_Recorded information_

::::

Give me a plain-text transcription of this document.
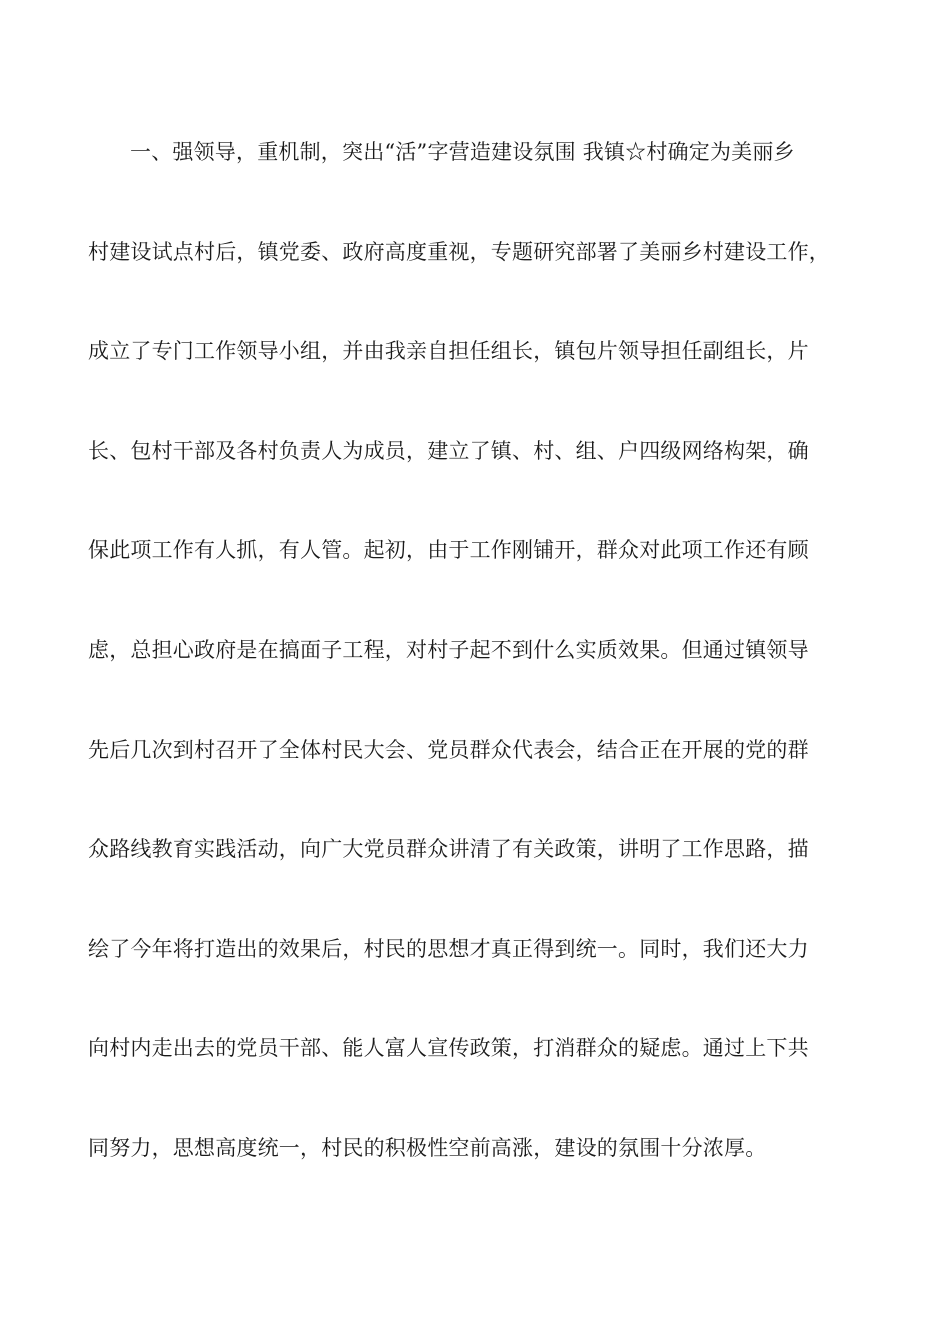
一、强领导，重机制，突出“活”字营造建设氛围 我镇☆村确定为美丽乡
村建设试点村后，镇党委、政府高度重视，专题研究部署了美丽乡村建设工作，
成立了专门工作领导小组，并由我亲自担任组长，镇包片领导担任副组长，片
长、包村干部及各村负责人为成员，建立了镇、村、组、户四级网络构架，确
保此项工作有人抓，有人管。起初，由于工作刚铺开，群众对此项工作还有顾
虑，总担心政府是在搞面子工程，对村子起不到什么实质效果。但通过镇领导
先后几次到村召开了全体村民大会、党员群众代表会，结合正在开展的党的群
众路线教育实践活动，向广大党员群众讲清了有关政策，讲明了工作思路，描
绘了今年将打造出的效果后，村民的思想才真正得到统一。同时，我们还大力
向村内走出去的党员干部、能人富人宣传政策，打消群众的疑虑。通过上下共
同努力，思想高度统一，村民的积极性空前高涨，建设的氛围十分浓厚。
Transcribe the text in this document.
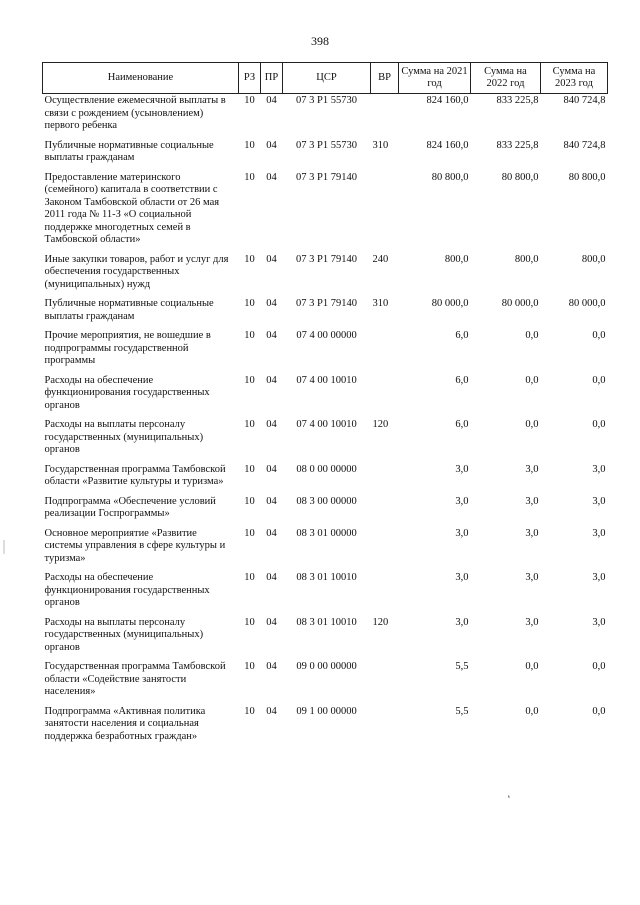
398
Наименование	РЗ	ПР	ЦСР	ВР	Сумма на 2021 год	Сумма на 2022 год	Сумма на 2023 год
Осуществление ежемесячной выплаты в связи с рождением (усыновлением) первого ребенка	10	04	07 3 P1 55730		824 160,0	833 225,8	840 724,8
Публичные нормативные социальные выплаты гражданам	10	04	07 3 P1 55730	310	824 160,0	833 225,8	840 724,8
Предоставление материнского (семейного) капитала в соответствии с Законом Тамбовской области от 26 мая 2011 года № 11-З «О социальной поддержке многодетных семей в Тамбовской области»	10	04	07 3 P1 79140		80 800,0	80 800,0	80 800,0
Иные закупки товаров, работ и услуг для обеспечения государственных (муниципальных) нужд	10	04	07 3 P1 79140	240	800,0	800,0	800,0
Публичные нормативные социальные выплаты гражданам	10	04	07 3 P1 79140	310	80 000,0	80 000,0	80 000,0
Прочие мероприятия, не вошедшие в подпрограммы государственной программы	10	04	07 4 00 00000		6,0	0,0	0,0
Расходы на обеспечение функционирования государственных органов	10	04	07 4 00 10010		6,0	0,0	0,0
Расходы на выплаты персоналу государственных (муниципальных) органов	10	04	07 4 00 10010	120	6,0	0,0	0,0
Государственная программа Тамбовской области «Развитие культуры и туризма»	10	04	08 0 00 00000		3,0	3,0	3,0
Подпрограмма «Обеспечение условий реализации Госпрограммы»	10	04	08 3 00 00000		3,0	3,0	3,0
Основное мероприятие «Развитие системы управления в сфере культуры и туризма»	10	04	08 3 01 00000		3,0	3,0	3,0
Расходы на обеспечение функционирования государственных органов	10	04	08 3 01 10010		3,0	3,0	3,0
Расходы на выплаты персоналу государственных (муниципальных) органов	10	04	08 3 01 10010	120	3,0	3,0	3,0
Государственная программа Тамбовской области «Содействие занятости населения»	10	04	09 0 00 00000		5,5	0,0	0,0
Подпрограмма «Активная политика занятости населения и социальная поддержка безработных граждан»	10	04	09 1 00 00000		5,5	0,0	0,0
‘
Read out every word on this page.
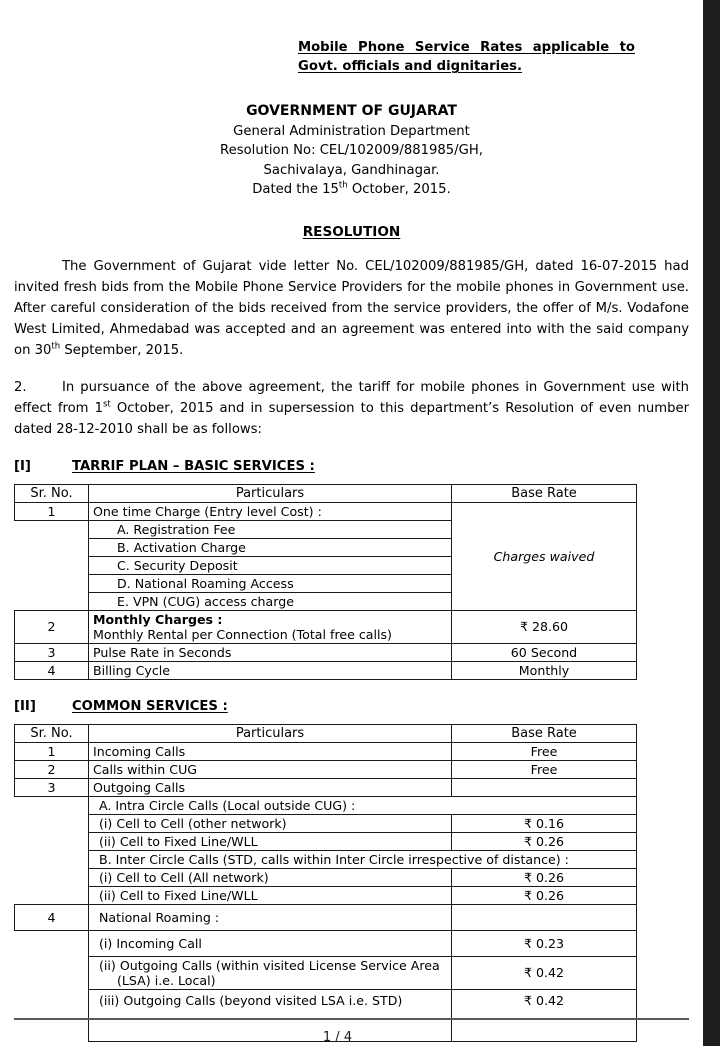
Mobile Phone Service Rates applicable to
Govt. officials and dignitaries.
GOVERNMENT OF GUJARAT
General Administration Department
Resolution No: CEL/102009/881985/GH,
Sachivalaya, Gandhinagar.
Dated the 15th October, 2015.
RESOLUTION
The Government of Gujarat vide letter No. CEL/102009/881985/GH, dated 16-07-2015 had invited fresh bids from the Mobile Phone Service Providers for the mobile phones in Government use. After careful consideration of the bids received from the service providers, the offer of M/s. Vodafone West Limited, Ahmedabad was accepted and an agreement was entered into with the said company on 30th September, 2015.
2.	In pursuance of the above agreement, the tariff for mobile phones in Government use with effect from 1st October, 2015 and in supersession to this department’s Resolution of even number dated 28-12-2010 shall be as follows:
[I]	TARRIF PLAN – BASIC SERVICES :
Sr. No.	Particulars	Base Rate
1	One time Charge (Entry level Cost) :	Charges waived
	A. Registration Fee	
	B. Activation Charge	
	C. Security Deposit	
	D. National Roaming Access	
	E. VPN (CUG) access charge	
2	Monthly Charges :
Monthly Rental per Connection (Total free calls)	₹ 28.60
3	Pulse Rate in Seconds	60 Second
4	Billing Cycle	Monthly
[II]	COMMON SERVICES :
Sr. No.	Particulars	Base Rate
1	Incoming Calls	Free
2	Calls within CUG	Free
3	Outgoing Calls	
	A. Intra Circle Calls (Local outside CUG) :	
	(i) Cell to Cell (other network)	₹ 0.16
	(ii) Cell to Fixed Line/WLL	₹ 0.26
	B. Inter Circle Calls (STD, calls within Inter Circle irrespective of distance) :	
	(i) Cell to Cell (All network)	₹ 0.26
	(ii) Cell to Fixed Line/WLL	₹ 0.26
4	National Roaming :	
	(i) Incoming Call	₹ 0.23
	(ii) Outgoing Calls (within visited License Service Area (LSA) i.e. Local)	₹ 0.42
	(iii) Outgoing Calls (beyond visited LSA i.e. STD)	₹ 0.42
1 / 4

::::

_Directive_
Transcribe the material exactly, keeping every word and none of the pictures.

_Result of the exercise_
Give me a plain-text transcription of this document.
一、强领导，重机制，突出“活”字营造建设氛围 我镇☆村确定为美丽乡
村建设试点村后，镇党委、政府高度重视，专题研究部署了美丽乡村建设工作，
成立了专门工作领导小组，并由我亲自担任组长，镇包片领导担任副组长，片
长、包村干部及各村负责人为成员，建立了镇、村、组、户四级网络构架，确
保此项工作有人抓，有人管。起初，由于工作刚铺开，群众对此项工作还有顾
虑，总担心政府是在搞面子工程，对村子起不到什么实质效果。但通过镇领导
先后几次到村召开了全体村民大会、党员群众代表会，结合正在开展的党的群
众路线教育实践活动，向广大党员群众讲清了有关政策，讲明了工作思路，描
绘了今年将打造出的效果后，村民的思想才真正得到统一。同时，我们还大力
向村内走出去的党员干部、能人富人宣传政策，打消群众的疑虑。通过上下共
同努力，思想高度统一，村民的积极性空前高涨，建设的氛围十分浓厚。
Transcribe the text in this document.
398
Наименование	РЗ	ПР	ЦСР	ВР	Сумма на 2021 год	Сумма на 2022 год	Сумма на 2023 год
Осуществление ежемесячной выплаты в связи с рождением (усыновлением) первого ребенка	10	04	07 3 P1 55730		824 160,0	833 225,8	840 724,8
Публичные нормативные социальные выплаты гражданам	10	04	07 3 P1 55730	310	824 160,0	833 225,8	840 724,8
Предоставление материнского (семейного) капитала в соответствии с Законом Тамбовской области от 26 мая 2011 года № 11-З «О социальной поддержке многодетных семей в Тамбовской области»	10	04	07 3 P1 79140		80 800,0	80 800,0	80 800,0
Иные закупки товаров, работ и услуг для обеспечения государственных (муниципальных) нужд	10	04	07 3 P1 79140	240	800,0	800,0	800,0
Публичные нормативные социальные выплаты гражданам	10	04	07 3 P1 79140	310	80 000,0	80 000,0	80 000,0
Прочие мероприятия, не вошедшие в подпрограммы государственной программы	10	04	07 4 00 00000		6,0	0,0	0,0
Расходы на обеспечение функционирования государственных органов	10	04	07 4 00 10010		6,0	0,0	0,0
Расходы на выплаты персоналу государственных (муниципальных) органов	10	04	07 4 00 10010	120	6,0	0,0	0,0
Государственная программа Тамбовской области «Развитие культуры и туризма»	10	04	08 0 00 00000		3,0	3,0	3,0
Подпрограмма «Обеспечение условий реализации Госпрограммы»	10	04	08 3 00 00000		3,0	3,0	3,0
Основное мероприятие «Развитие системы управления в сфере культуры и туризма»	10	04	08 3 01 00000		3,0	3,0	3,0
Расходы на обеспечение функционирования государственных органов	10	04	08 3 01 10010		3,0	3,0	3,0
Расходы на выплаты персоналу государственных (муниципальных) органов	10	04	08 3 01 10010	120	3,0	3,0	3,0
Государственная программа Тамбовской области «Содействие занятости населения»	10	04	09 0 00 00000		5,5	0,0	0,0
Подпрограмма «Активная политика занятости населения и социальная поддержка безработных граждан»	10	04	09 1 00 00000		5,5	0,0	0,0
‘
Read out every word on this page.
Mobile Phone Service Rates applicable to
Govt. officials and dignitaries.
GOVERNMENT OF GUJARAT
General Administration Department
Resolution No: CEL/102009/881985/GH,
Sachivalaya, Gandhinagar.
Dated the 15th October, 2015.
RESOLUTION
The Government of Gujarat vide letter No. CEL/102009/881985/GH, dated 16-07-2015 had invited fresh bids from the Mobile Phone Service Providers for the mobile phones in Government use. After careful consideration of the bids received from the service providers, the offer of M/s. Vodafone West Limited, Ahmedabad was accepted and an agreement was entered into with the said company on 30th September, 2015.
2.	In pursuance of the above agreement, the tariff for mobile phones in Government use with effect from 1st October, 2015 and in supersession to this department’s Resolution of even number dated 28-12-2010 shall be as follows:
[I]	TARRIF PLAN – BASIC SERVICES :
Sr. No.	Particulars	Base Rate
1	One time Charge (Entry level Cost) :	Charges waived
	A. Registration Fee	
	B. Activation Charge	
	C. Security Deposit	
	D. National Roaming Access	
	E. VPN (CUG) access charge	
2	Monthly Charges :
Monthly Rental per Connection (Total free calls)	₹ 28.60
3	Pulse Rate in Seconds	60 Second
4	Billing Cycle	Monthly
[II]	COMMON SERVICES :
Sr. No.	Particulars	Base Rate
1	Incoming Calls	Free
2	Calls within CUG	Free
3	Outgoing Calls	
	A. Intra Circle Calls (Local outside CUG) :	
	(i) Cell to Cell (other network)	₹ 0.16
	(ii) Cell to Fixed Line/WLL	₹ 0.26
	B. Inter Circle Calls (STD, calls within Inter Circle irrespective of distance) :	
	(i) Cell to Cell (All network)	₹ 0.26
	(ii) Cell to Fixed Line/WLL	₹ 0.26
4	National Roaming :	
	(i) Incoming Call	₹ 0.23
	(ii) Outgoing Calls (within visited License Service Area (LSA) i.e. Local)	₹ 0.42
	(iii) Outgoing Calls (beyond visited LSA i.e. STD)	₹ 0.42
1 / 4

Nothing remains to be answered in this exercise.